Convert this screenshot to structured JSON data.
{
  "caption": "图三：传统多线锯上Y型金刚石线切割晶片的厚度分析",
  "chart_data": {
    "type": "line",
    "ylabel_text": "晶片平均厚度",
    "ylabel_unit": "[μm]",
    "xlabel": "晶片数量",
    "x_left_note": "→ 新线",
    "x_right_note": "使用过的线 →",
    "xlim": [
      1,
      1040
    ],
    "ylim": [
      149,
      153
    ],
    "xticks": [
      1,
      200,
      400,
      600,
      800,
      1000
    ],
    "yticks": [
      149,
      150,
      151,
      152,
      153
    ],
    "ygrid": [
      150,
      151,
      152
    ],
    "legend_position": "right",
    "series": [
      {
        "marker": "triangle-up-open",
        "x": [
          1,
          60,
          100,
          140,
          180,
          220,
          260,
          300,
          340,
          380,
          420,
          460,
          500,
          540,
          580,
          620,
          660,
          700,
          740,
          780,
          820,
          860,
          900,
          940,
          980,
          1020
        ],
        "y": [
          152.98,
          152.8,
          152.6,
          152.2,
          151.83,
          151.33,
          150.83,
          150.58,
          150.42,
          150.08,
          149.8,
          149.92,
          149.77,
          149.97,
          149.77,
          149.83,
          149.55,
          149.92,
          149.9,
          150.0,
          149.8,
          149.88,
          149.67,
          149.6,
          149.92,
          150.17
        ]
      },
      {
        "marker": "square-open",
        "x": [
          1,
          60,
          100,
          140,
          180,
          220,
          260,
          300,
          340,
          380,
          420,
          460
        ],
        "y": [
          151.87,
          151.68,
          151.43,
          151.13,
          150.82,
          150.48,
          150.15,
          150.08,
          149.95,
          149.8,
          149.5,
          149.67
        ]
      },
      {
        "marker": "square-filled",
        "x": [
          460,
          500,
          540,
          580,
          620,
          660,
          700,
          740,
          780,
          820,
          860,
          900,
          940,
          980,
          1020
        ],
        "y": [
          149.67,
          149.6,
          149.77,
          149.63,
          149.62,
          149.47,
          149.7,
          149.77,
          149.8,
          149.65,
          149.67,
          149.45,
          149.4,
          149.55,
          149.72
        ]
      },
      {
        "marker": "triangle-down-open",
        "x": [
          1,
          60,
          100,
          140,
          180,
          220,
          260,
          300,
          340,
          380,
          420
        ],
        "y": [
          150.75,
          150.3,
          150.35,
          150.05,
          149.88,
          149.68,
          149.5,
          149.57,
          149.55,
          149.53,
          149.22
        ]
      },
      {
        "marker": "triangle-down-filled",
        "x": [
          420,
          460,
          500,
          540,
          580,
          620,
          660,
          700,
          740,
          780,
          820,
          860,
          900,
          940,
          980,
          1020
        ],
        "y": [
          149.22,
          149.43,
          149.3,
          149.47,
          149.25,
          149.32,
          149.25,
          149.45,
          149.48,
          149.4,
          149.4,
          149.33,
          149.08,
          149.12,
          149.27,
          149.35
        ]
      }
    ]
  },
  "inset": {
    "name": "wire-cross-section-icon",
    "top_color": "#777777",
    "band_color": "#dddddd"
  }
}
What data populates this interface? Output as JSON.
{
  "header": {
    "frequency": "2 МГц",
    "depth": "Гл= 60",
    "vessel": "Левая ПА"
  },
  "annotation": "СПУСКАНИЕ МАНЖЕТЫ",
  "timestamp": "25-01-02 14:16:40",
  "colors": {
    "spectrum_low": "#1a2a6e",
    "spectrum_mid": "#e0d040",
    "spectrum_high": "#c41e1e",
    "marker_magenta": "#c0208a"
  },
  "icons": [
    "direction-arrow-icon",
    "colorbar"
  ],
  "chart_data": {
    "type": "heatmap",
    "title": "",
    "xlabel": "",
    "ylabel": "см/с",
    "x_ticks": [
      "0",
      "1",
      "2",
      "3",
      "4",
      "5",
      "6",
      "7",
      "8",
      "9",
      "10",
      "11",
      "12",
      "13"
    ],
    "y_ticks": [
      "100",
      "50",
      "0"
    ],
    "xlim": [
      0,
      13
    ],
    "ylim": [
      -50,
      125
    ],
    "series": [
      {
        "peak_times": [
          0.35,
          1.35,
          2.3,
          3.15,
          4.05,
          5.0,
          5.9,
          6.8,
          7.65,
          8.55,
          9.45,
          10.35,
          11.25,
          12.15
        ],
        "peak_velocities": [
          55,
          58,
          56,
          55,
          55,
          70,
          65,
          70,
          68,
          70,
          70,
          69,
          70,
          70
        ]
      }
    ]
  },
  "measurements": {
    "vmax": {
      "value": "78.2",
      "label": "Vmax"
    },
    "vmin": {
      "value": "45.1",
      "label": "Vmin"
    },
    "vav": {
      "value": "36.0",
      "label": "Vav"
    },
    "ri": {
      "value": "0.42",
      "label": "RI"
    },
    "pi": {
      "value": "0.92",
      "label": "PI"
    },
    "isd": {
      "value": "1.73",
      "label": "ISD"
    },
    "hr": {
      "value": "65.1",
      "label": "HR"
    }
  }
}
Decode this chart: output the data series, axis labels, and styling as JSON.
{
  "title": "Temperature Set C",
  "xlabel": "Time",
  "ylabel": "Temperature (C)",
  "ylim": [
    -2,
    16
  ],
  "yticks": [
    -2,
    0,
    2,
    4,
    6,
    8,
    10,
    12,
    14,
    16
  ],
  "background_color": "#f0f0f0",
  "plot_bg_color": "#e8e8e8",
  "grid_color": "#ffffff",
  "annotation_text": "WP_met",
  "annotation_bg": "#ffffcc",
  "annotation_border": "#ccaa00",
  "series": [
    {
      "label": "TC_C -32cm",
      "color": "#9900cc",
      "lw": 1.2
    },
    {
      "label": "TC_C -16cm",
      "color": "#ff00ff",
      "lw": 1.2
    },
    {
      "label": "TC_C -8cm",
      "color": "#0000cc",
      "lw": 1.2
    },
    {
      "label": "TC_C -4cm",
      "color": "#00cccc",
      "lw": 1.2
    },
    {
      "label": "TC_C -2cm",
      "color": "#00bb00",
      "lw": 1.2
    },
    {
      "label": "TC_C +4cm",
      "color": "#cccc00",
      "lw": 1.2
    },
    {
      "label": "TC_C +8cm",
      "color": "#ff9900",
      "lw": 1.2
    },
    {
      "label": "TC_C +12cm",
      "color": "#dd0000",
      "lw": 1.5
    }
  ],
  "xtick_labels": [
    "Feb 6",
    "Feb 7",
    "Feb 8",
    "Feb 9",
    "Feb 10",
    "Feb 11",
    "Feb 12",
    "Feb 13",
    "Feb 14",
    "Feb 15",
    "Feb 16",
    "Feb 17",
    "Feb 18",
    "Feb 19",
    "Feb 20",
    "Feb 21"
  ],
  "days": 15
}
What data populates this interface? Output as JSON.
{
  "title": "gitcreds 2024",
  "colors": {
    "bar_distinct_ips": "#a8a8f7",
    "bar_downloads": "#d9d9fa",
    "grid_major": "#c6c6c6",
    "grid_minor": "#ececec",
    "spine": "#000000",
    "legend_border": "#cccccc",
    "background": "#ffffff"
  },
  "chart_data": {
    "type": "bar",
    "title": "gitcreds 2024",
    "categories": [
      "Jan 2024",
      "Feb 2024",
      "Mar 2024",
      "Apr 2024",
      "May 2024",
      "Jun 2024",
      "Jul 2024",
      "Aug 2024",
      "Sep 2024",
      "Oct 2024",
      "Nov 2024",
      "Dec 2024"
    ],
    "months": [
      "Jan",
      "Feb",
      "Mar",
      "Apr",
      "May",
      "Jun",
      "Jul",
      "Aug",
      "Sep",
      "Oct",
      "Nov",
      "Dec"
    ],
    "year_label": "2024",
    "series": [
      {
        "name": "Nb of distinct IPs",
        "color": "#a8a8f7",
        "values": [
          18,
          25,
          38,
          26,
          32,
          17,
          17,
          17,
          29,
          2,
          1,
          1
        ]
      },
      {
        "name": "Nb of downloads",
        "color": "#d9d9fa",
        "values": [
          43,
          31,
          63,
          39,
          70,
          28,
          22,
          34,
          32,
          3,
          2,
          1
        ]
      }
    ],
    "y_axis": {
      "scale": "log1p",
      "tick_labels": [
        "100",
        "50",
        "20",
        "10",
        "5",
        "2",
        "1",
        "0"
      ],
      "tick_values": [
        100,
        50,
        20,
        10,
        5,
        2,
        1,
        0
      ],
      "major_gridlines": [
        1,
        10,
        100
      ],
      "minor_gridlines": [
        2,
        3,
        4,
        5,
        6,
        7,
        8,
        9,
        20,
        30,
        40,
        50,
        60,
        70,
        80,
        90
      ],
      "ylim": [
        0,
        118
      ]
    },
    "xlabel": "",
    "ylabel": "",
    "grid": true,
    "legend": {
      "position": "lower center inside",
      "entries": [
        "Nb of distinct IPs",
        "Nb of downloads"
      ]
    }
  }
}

◆ Requirement:
Scan the records for the string "xlabel". Copy each line in which it appears.

◆ Finished exercise:
    "xlabel": "晶片数量",
    "xlabel": "",
  "xlabel": "Time",
    "xlabel": "",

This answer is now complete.